**Provided data**
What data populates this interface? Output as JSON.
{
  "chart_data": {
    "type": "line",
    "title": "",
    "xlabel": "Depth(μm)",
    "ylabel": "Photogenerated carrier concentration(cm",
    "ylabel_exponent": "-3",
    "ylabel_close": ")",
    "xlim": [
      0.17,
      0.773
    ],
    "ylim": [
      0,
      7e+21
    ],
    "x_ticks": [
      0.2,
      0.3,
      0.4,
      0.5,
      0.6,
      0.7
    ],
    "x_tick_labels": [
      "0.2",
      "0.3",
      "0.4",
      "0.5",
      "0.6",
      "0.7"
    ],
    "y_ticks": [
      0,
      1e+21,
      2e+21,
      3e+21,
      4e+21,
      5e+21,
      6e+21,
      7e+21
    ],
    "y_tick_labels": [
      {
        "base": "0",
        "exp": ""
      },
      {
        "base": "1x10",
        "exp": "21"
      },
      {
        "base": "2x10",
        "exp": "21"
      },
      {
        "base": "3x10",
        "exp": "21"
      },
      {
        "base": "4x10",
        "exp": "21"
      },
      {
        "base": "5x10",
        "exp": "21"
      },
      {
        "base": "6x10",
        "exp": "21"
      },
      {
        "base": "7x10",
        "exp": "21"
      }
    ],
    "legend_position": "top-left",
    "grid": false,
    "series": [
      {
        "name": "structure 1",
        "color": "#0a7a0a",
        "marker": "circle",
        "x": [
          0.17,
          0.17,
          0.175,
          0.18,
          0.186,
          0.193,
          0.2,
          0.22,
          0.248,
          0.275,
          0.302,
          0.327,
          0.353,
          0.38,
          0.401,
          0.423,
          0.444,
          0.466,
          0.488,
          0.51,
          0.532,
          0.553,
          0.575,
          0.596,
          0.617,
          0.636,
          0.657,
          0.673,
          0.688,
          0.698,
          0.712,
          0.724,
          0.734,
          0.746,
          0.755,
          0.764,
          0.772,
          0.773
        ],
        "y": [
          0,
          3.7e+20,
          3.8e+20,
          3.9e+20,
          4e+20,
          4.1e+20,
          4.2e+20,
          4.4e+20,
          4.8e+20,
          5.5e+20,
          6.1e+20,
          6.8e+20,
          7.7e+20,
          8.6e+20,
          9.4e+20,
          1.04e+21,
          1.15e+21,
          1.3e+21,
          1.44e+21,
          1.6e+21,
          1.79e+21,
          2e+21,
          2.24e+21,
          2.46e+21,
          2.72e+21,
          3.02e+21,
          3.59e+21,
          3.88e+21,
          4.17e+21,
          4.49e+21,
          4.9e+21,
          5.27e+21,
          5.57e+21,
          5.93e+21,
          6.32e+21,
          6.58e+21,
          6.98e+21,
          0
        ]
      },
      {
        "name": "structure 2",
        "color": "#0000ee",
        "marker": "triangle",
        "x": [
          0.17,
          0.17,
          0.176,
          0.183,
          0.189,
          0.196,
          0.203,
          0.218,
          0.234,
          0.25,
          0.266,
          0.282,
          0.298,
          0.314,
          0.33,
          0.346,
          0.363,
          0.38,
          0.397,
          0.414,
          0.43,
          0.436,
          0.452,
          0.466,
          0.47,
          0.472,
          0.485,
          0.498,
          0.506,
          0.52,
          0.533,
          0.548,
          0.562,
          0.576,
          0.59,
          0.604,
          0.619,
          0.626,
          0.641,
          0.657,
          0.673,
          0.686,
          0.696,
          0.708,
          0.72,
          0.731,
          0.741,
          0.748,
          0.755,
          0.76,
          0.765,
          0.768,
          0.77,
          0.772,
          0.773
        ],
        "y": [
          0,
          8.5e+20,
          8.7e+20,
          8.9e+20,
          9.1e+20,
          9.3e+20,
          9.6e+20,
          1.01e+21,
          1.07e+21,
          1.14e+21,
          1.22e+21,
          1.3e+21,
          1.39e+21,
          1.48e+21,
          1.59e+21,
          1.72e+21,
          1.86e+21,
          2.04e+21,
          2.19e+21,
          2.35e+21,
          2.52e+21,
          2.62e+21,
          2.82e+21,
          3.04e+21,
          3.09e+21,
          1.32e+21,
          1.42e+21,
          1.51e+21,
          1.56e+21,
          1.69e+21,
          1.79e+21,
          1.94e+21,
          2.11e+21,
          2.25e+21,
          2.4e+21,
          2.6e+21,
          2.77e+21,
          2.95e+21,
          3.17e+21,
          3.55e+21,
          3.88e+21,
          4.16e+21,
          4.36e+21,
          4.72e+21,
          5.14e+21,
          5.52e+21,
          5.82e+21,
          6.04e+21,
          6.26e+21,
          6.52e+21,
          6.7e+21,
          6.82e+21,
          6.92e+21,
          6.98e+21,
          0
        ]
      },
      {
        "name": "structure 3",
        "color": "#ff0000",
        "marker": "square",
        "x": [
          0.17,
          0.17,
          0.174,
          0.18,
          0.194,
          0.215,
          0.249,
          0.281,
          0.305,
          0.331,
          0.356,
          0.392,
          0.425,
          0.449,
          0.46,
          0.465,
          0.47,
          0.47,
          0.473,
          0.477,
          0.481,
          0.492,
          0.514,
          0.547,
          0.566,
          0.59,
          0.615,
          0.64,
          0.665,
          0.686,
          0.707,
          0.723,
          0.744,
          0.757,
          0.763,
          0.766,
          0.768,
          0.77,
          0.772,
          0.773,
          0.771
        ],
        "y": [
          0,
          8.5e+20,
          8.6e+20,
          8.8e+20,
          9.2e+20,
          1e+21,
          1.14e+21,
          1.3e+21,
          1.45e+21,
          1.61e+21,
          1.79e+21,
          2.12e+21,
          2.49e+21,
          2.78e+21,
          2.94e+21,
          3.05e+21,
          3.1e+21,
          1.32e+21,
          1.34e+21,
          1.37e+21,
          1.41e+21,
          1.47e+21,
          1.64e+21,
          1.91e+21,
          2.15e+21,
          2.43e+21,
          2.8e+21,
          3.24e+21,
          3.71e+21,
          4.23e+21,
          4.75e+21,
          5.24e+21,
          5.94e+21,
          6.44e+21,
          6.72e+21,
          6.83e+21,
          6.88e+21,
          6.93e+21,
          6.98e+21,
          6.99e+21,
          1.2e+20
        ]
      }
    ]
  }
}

**What is being asked**
Look through the entries above and list every line containing "marker".

**Result of the exercise**
        "marker": "circle",
        "marker": "triangle",
        "marker": "square",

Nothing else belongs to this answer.